Stored records:
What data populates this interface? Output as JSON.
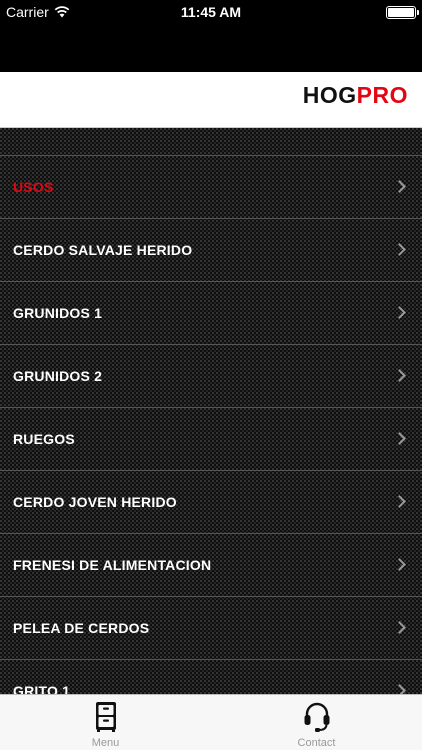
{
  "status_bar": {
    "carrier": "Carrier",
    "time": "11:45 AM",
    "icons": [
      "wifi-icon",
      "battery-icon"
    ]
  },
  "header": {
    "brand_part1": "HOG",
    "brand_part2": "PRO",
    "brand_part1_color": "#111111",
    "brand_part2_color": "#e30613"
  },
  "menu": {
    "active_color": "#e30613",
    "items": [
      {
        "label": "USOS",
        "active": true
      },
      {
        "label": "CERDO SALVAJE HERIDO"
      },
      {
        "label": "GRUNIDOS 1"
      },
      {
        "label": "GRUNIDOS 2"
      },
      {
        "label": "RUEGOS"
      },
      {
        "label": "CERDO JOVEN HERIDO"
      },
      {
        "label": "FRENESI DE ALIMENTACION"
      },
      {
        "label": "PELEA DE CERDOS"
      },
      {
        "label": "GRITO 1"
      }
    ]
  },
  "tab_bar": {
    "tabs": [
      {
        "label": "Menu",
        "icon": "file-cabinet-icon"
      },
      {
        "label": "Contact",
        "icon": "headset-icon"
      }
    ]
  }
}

Work instructions:
Give every line above again exactly, with no pictures.

Result of the task:
What data populates this interface? Output as JSON.
{
  "status_bar": {
    "carrier": "Carrier",
    "time": "11:45 AM",
    "icons": [
      "wifi-icon",
      "battery-icon"
    ]
  },
  "header": {
    "brand_part1": "HOG",
    "brand_part2": "PRO",
    "brand_part1_color": "#111111",
    "brand_part2_color": "#e30613"
  },
  "menu": {
    "active_color": "#e30613",
    "items": [
      {
        "label": "USOS",
        "active": true
      },
      {
        "label": "CERDO SALVAJE HERIDO"
      },
      {
        "label": "GRUNIDOS 1"
      },
      {
        "label": "GRUNIDOS 2"
      },
      {
        "label": "RUEGOS"
      },
      {
        "label": "CERDO JOVEN HERIDO"
      },
      {
        "label": "FRENESI DE ALIMENTACION"
      },
      {
        "label": "PELEA DE CERDOS"
      },
      {
        "label": "GRITO 1"
      }
    ]
  },
  "tab_bar": {
    "tabs": [
      {
        "label": "Menu",
        "icon": "file-cabinet-icon"
      },
      {
        "label": "Contact",
        "icon": "headset-icon"
      }
    ]
  }
}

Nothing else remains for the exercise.